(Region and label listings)
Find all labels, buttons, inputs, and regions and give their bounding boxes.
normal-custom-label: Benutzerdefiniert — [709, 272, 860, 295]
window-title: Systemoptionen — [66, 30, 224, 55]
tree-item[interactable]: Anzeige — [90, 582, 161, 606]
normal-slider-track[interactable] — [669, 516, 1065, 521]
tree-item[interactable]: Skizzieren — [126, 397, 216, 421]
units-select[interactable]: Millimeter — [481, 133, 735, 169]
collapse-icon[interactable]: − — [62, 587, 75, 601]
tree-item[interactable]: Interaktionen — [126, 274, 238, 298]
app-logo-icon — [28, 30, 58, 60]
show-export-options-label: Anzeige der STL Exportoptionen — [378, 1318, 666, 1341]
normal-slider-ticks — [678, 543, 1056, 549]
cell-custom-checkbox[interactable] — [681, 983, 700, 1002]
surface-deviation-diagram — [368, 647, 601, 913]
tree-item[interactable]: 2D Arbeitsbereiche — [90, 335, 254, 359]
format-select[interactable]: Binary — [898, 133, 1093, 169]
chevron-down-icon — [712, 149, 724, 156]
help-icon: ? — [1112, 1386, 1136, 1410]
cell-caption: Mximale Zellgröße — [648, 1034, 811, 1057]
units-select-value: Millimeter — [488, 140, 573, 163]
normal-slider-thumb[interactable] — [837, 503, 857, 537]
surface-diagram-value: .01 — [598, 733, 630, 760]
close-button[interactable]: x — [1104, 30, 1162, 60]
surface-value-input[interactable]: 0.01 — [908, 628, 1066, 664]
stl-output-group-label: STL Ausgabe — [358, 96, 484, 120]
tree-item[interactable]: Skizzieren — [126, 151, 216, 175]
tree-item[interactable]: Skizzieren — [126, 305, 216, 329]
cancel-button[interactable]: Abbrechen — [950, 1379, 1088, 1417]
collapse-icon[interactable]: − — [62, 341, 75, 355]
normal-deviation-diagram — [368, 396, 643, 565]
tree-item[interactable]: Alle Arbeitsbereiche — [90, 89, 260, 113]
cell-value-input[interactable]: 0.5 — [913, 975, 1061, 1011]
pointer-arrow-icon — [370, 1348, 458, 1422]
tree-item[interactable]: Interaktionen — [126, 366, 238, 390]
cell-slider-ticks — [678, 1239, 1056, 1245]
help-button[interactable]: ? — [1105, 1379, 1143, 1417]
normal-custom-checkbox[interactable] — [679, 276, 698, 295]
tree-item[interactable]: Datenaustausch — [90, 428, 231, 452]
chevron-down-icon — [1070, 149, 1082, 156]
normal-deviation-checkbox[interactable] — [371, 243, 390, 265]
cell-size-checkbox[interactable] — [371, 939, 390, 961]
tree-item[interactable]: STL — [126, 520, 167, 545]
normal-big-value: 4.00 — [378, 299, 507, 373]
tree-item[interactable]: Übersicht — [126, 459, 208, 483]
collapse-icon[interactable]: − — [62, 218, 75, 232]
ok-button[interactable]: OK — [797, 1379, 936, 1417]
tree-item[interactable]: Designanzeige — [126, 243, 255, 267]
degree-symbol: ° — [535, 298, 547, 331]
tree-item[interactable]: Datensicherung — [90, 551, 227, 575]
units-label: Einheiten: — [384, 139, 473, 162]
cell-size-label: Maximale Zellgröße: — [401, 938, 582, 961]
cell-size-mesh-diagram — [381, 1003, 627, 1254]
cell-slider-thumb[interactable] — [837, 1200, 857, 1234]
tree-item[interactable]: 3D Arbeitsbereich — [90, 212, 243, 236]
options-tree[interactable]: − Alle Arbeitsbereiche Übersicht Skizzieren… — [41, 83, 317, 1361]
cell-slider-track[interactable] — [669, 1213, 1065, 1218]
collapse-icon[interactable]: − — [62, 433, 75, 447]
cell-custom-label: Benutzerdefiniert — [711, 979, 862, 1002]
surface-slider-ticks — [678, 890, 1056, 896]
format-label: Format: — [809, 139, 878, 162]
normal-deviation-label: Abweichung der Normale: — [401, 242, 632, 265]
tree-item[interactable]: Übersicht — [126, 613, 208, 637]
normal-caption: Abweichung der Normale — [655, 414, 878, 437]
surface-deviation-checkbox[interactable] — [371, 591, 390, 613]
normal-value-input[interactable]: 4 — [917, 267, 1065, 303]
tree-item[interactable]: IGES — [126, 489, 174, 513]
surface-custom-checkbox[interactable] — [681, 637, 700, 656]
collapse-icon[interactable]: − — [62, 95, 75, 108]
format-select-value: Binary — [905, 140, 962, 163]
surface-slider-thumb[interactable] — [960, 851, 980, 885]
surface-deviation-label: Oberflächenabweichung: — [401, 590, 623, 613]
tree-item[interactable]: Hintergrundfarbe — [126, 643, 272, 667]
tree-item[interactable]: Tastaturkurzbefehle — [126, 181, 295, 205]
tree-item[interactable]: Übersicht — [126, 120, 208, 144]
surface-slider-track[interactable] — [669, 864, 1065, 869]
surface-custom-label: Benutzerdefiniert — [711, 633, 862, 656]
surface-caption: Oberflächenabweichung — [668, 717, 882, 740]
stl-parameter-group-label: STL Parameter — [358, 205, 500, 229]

◆ **Direction**:
Please rewrite the records above, changing every "Benutzerdefiniert" to "Angepasst" and keeping everything else unchanged.

◆ **In response**:
Find all labels, buttons, inputs, and regions and give their bounding boxes.
normal-custom-label: Angepasst — [709, 272, 860, 295]
window-title: Systemoptionen — [66, 30, 224, 55]
tree-item[interactable]: Anzeige — [90, 582, 161, 606]
normal-slider-track[interactable] — [669, 516, 1065, 521]
tree-item[interactable]: Skizzieren — [126, 397, 216, 421]
units-select[interactable]: Millimeter — [481, 133, 735, 169]
collapse-icon[interactable]: − — [62, 587, 75, 601]
tree-item[interactable]: Interaktionen — [126, 274, 238, 298]
app-logo-icon — [28, 30, 58, 60]
show-export-options-label: Anzeige der STL Exportoptionen — [378, 1318, 666, 1341]
normal-slider-ticks — [678, 543, 1056, 549]
cell-custom-checkbox[interactable] — [681, 983, 700, 1002]
surface-deviation-diagram — [368, 647, 601, 913]
tree-item[interactable]: 2D Arbeitsbereiche — [90, 335, 254, 359]
format-select[interactable]: Binary — [898, 133, 1093, 169]
chevron-down-icon — [712, 149, 724, 156]
help-icon: ? — [1112, 1386, 1136, 1410]
cell-caption: Mximale Zellgröße — [648, 1034, 811, 1057]
units-select-value: Millimeter — [488, 140, 573, 163]
normal-slider-thumb[interactable] — [837, 503, 857, 537]
surface-diagram-value: .01 — [598, 733, 630, 760]
close-button[interactable]: x — [1104, 30, 1162, 60]
surface-value-input[interactable]: 0.01 — [908, 628, 1066, 664]
stl-output-group-label: STL Ausgabe — [358, 96, 484, 120]
tree-item[interactable]: Skizzieren — [126, 151, 216, 175]
tree-item[interactable]: Skizzieren — [126, 305, 216, 329]
cancel-button[interactable]: Abbrechen — [950, 1379, 1088, 1417]
collapse-icon[interactable]: − — [62, 341, 75, 355]
normal-deviation-diagram — [368, 396, 643, 565]
tree-item[interactable]: Alle Arbeitsbereiche — [90, 89, 260, 113]
cell-value-input[interactable]: 0.5 — [913, 975, 1061, 1011]
pointer-arrow-icon — [370, 1348, 458, 1422]
tree-item[interactable]: Interaktionen — [126, 366, 238, 390]
cell-slider-ticks — [678, 1239, 1056, 1245]
help-button[interactable]: ? — [1105, 1379, 1143, 1417]
normal-custom-checkbox[interactable] — [679, 276, 698, 295]
tree-item[interactable]: Datenaustausch — [90, 428, 231, 452]
chevron-down-icon — [1070, 149, 1082, 156]
normal-deviation-checkbox[interactable] — [371, 243, 390, 265]
cell-size-checkbox[interactable] — [371, 939, 390, 961]
tree-item[interactable]: STL — [126, 520, 167, 545]
normal-big-value: 4.00 — [378, 299, 507, 373]
tree-item[interactable]: Übersicht — [126, 459, 208, 483]
collapse-icon[interactable]: − — [62, 218, 75, 232]
ok-button[interactable]: OK — [797, 1379, 936, 1417]
tree-item[interactable]: Designanzeige — [126, 243, 255, 267]
degree-symbol: ° — [535, 298, 547, 331]
tree-item[interactable]: Datensicherung — [90, 551, 227, 575]
units-label: Einheiten: — [384, 139, 473, 162]
cell-size-label: Maximale Zellgröße: — [401, 938, 582, 961]
cell-size-mesh-diagram — [381, 1003, 627, 1254]
cell-slider-thumb[interactable] — [837, 1200, 857, 1234]
tree-item[interactable]: 3D Arbeitsbereich — [90, 212, 243, 236]
options-tree[interactable]: − Alle Arbeitsbereiche Übersicht Skizzieren… — [41, 83, 317, 1361]
cell-slider-track[interactable] — [669, 1213, 1065, 1218]
collapse-icon[interactable]: − — [62, 433, 75, 447]
cell-custom-label: Angepasst — [711, 979, 862, 1002]
surface-slider-ticks — [678, 890, 1056, 896]
format-label: Format: — [809, 139, 878, 162]
normal-deviation-label: Abweichung der Normale: — [401, 242, 632, 265]
tree-item[interactable]: Übersicht — [126, 613, 208, 637]
normal-caption: Abweichung der Normale — [655, 414, 878, 437]
surface-deviation-checkbox[interactable] — [371, 591, 390, 613]
normal-value-input[interactable]: 4 — [917, 267, 1065, 303]
tree-item[interactable]: IGES — [126, 489, 174, 513]
surface-custom-checkbox[interactable] — [681, 637, 700, 656]
collapse-icon[interactable]: − — [62, 95, 75, 108]
format-select-value: Binary — [905, 140, 962, 163]
surface-slider-thumb[interactable] — [960, 851, 980, 885]
surface-deviation-label: Oberflächenabweichung: — [401, 590, 623, 613]
tree-item[interactable]: Hintergrundfarbe — [126, 643, 272, 667]
tree-item[interactable]: Tastaturkurzbefehle — [126, 181, 295, 205]
tree-item[interactable]: Übersicht — [126, 120, 208, 144]
surface-slider-track[interactable] — [669, 864, 1065, 869]
surface-custom-label: Angepasst — [711, 633, 862, 656]
surface-caption: Oberflächenabweichung — [668, 717, 882, 740]
stl-parameter-group-label: STL Parameter — [358, 205, 500, 229]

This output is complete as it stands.